Transcribe the lines below verbatim, skipping the images.

Stored data
● ● ● ● ● ● ●

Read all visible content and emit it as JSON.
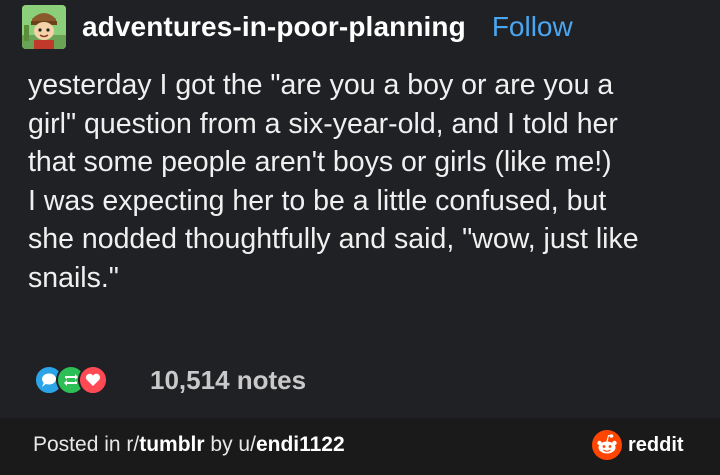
{
  "post": {
    "author": {
      "username": "adventures-in-poor-planning",
      "follow_label": "Follow",
      "avatar_icon": "cartoon-character-avatar-icon"
    },
    "body_lines": [
      "yesterday I got the \"are you a boy or are you a",
      "girl\" question from a six-year-old, and I told her",
      "that some people aren't boys or girls (like me!)",
      "I was expecting her to be a little confused, but",
      "she nodded thoughtfully and said, \"wow, just like",
      "snails.\""
    ],
    "notes": {
      "count_text": "10,514 notes",
      "icons": [
        "comment-icon",
        "reblog-icon",
        "heart-icon"
      ],
      "icon_colors": [
        "#2ba4e8",
        "#2dbe56",
        "#ff4a55"
      ]
    }
  },
  "footer": {
    "posted_prefix": "Posted in r/",
    "subreddit": "tumblr",
    "by_text": " by u/",
    "user": "endi1122",
    "reddit_label": "reddit",
    "reddit_icon": "reddit-alien-icon",
    "reddit_color": "#ff4500"
  },
  "colors": {
    "background": "#202124",
    "follow_link": "#4aa6f0",
    "footer_bg": "#1a1a1b"
  }
}
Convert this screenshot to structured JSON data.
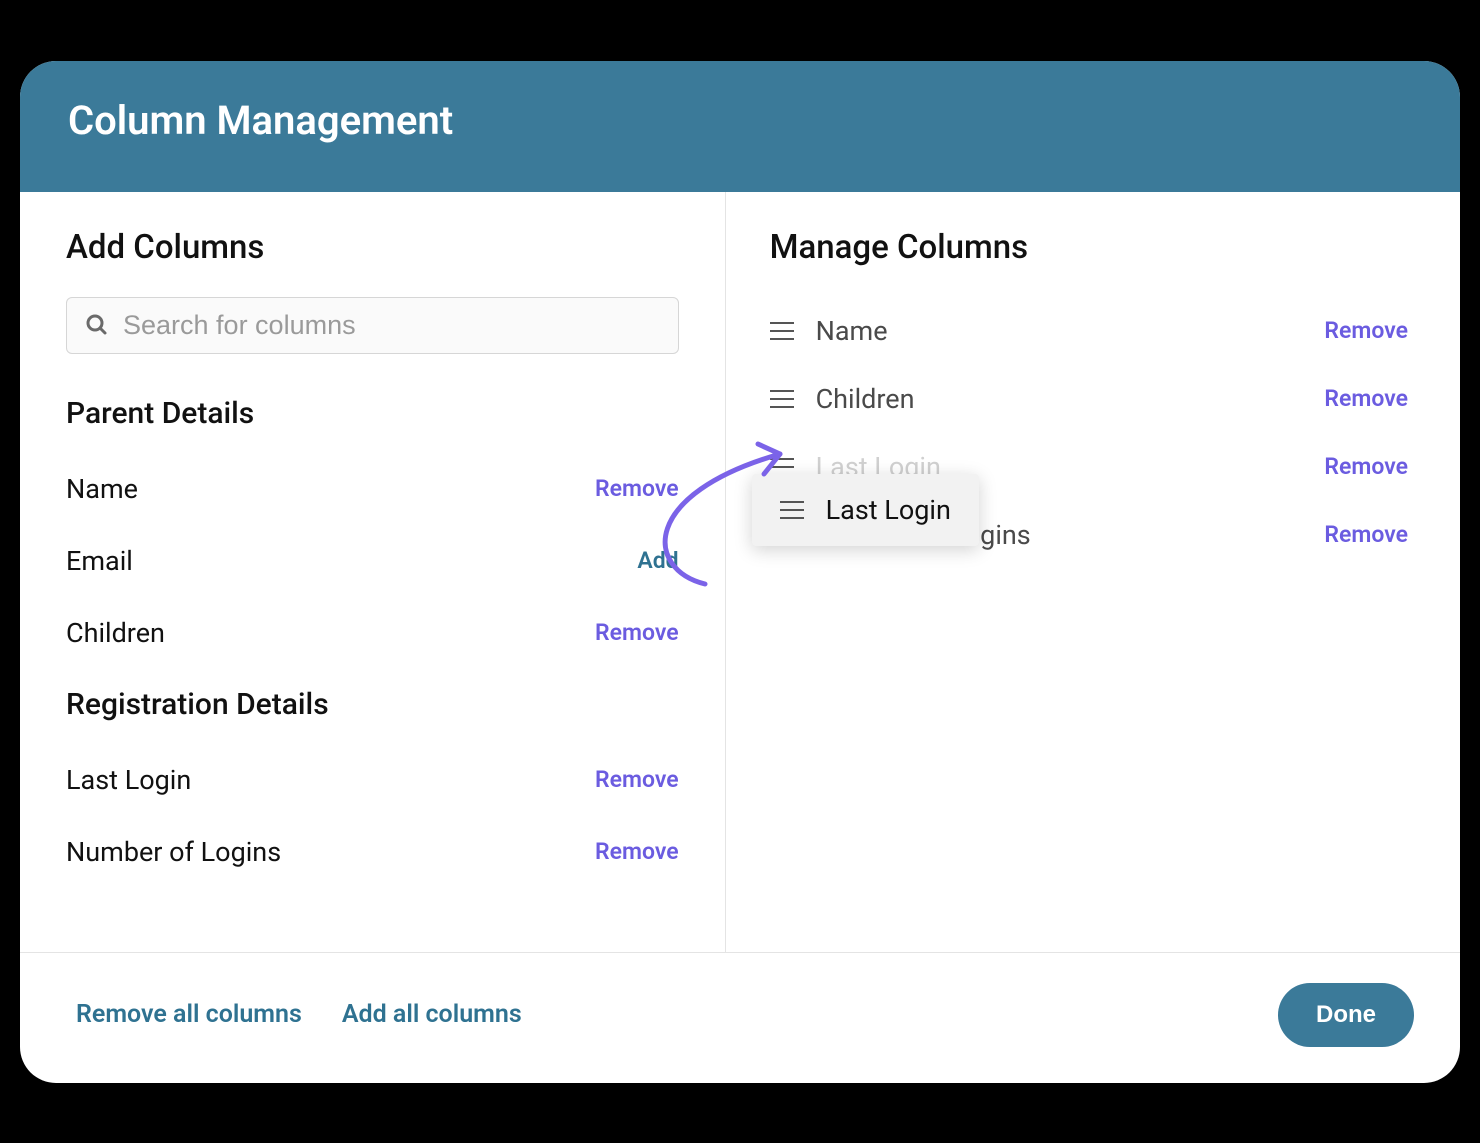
{
  "header": {
    "title": "Column Management"
  },
  "left": {
    "title": "Add Columns",
    "search_placeholder": "Search for columns",
    "groups": [
      {
        "title": "Parent Details",
        "items": [
          {
            "label": "Name",
            "action": "Remove",
            "action_type": "remove"
          },
          {
            "label": "Email",
            "action": "Add",
            "action_type": "add"
          },
          {
            "label": "Children",
            "action": "Remove",
            "action_type": "remove"
          }
        ]
      },
      {
        "title": "Registration Details",
        "items": [
          {
            "label": "Last Login",
            "action": "Remove",
            "action_type": "remove"
          },
          {
            "label": "Number of Logins",
            "action": "Remove",
            "action_type": "remove"
          }
        ]
      }
    ]
  },
  "right": {
    "title": "Manage Columns",
    "rows": [
      {
        "label": "Name",
        "action": "Remove"
      },
      {
        "label": "Children",
        "action": "Remove"
      },
      {
        "label": "Last Login",
        "action": "Remove"
      },
      {
        "label": "Number of Logins",
        "action": "Remove"
      }
    ],
    "dragging": {
      "label": "Last Login"
    }
  },
  "footer": {
    "remove_all": "Remove all columns",
    "add_all": "Add all columns",
    "done": "Done"
  }
}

● ● ● ● ● ● ●

### EXERCISE RESULT
Read all visible content and emit it as JSON.
{
  "post": {
    "author": {
      "username": "adventures-in-poor-planning",
      "follow_label": "Follow",
      "avatar_icon": "cartoon-character-avatar-icon"
    },
    "body_lines": [
      "yesterday I got the \"are you a boy or are you a",
      "girl\" question from a six-year-old, and I told her",
      "that some people aren't boys or girls (like me!)",
      "I was expecting her to be a little confused, but",
      "she nodded thoughtfully and said, \"wow, just like",
      "snails.\""
    ],
    "notes": {
      "count_text": "10,514 notes",
      "icons": [
        "comment-icon",
        "reblog-icon",
        "heart-icon"
      ],
      "icon_colors": [
        "#2ba4e8",
        "#2dbe56",
        "#ff4a55"
      ]
    }
  },
  "footer": {
    "posted_prefix": "Posted in r/",
    "subreddit": "tumblr",
    "by_text": " by u/",
    "user": "endi1122",
    "reddit_label": "reddit",
    "reddit_icon": "reddit-alien-icon",
    "reddit_color": "#ff4500"
  },
  "colors": {
    "background": "#202124",
    "follow_link": "#4aa6f0",
    "footer_bg": "#1a1a1b"
  }
}
Convert this screenshot to structured JSON data.
{
  "header": {
    "title": "Column Management"
  },
  "left": {
    "title": "Add Columns",
    "search_placeholder": "Search for columns",
    "groups": [
      {
        "title": "Parent Details",
        "items": [
          {
            "label": "Name",
            "action": "Remove",
            "action_type": "remove"
          },
          {
            "label": "Email",
            "action": "Add",
            "action_type": "add"
          },
          {
            "label": "Children",
            "action": "Remove",
            "action_type": "remove"
          }
        ]
      },
      {
        "title": "Registration Details",
        "items": [
          {
            "label": "Last Login",
            "action": "Remove",
            "action_type": "remove"
          },
          {
            "label": "Number of Logins",
            "action": "Remove",
            "action_type": "remove"
          }
        ]
      }
    ]
  },
  "right": {
    "title": "Manage Columns",
    "rows": [
      {
        "label": "Name",
        "action": "Remove"
      },
      {
        "label": "Children",
        "action": "Remove"
      },
      {
        "label": "Last Login",
        "action": "Remove"
      },
      {
        "label": "Number of Logins",
        "action": "Remove"
      }
    ],
    "dragging": {
      "label": "Last Login"
    }
  },
  "footer": {
    "remove_all": "Remove all columns",
    "add_all": "Add all columns",
    "done": "Done"
  }
}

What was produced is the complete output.